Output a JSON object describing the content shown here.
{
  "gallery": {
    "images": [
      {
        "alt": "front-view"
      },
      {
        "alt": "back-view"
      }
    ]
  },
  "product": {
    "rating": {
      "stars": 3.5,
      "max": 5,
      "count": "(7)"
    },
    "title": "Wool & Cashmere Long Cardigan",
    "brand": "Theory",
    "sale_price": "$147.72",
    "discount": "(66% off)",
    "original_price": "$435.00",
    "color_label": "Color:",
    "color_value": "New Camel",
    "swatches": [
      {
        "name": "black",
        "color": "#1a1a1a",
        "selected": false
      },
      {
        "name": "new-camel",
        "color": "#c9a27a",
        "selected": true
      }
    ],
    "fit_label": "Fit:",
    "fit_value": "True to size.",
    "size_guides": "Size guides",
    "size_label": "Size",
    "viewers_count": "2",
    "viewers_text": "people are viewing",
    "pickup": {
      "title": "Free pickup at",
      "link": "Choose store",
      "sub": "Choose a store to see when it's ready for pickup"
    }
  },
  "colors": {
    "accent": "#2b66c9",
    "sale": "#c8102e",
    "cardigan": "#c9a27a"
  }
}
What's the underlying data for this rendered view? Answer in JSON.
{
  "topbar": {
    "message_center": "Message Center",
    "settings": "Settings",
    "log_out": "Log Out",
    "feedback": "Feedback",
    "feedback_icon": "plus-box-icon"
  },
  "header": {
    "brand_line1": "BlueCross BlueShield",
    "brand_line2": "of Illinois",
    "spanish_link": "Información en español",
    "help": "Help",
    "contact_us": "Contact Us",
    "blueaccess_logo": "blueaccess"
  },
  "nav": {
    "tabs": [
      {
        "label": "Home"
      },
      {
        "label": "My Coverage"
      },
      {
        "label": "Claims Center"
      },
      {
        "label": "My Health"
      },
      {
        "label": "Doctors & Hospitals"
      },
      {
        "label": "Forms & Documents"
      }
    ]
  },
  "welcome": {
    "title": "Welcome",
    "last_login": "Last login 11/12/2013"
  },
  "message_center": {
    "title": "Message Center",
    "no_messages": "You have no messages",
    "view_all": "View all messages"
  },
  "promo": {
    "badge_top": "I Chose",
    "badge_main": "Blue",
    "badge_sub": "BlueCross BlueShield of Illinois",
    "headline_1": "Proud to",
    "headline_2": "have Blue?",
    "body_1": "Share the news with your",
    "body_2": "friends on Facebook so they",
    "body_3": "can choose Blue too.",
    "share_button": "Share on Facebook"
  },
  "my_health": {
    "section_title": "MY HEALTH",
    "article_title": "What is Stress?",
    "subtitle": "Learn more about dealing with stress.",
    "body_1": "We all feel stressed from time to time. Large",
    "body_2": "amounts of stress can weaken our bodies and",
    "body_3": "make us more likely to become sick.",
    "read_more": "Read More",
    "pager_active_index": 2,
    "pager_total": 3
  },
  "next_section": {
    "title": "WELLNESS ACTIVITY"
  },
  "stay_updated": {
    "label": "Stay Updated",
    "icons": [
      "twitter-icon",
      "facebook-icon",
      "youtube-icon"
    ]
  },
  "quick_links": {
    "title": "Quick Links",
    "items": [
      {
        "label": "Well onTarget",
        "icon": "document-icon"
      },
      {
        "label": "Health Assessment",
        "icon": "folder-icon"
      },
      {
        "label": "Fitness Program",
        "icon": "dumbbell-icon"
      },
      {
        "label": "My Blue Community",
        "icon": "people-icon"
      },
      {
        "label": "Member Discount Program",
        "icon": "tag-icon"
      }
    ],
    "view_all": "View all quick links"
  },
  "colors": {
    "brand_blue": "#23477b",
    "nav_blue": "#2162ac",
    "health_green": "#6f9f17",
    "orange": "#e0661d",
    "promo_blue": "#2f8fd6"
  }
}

_What needs to be done:_ Collect each line holding the string "Illinois".

_Task answer:_
    "brand_line2": "of Illinois",
    "badge_sub": "BlueCross BlueShield of Illinois",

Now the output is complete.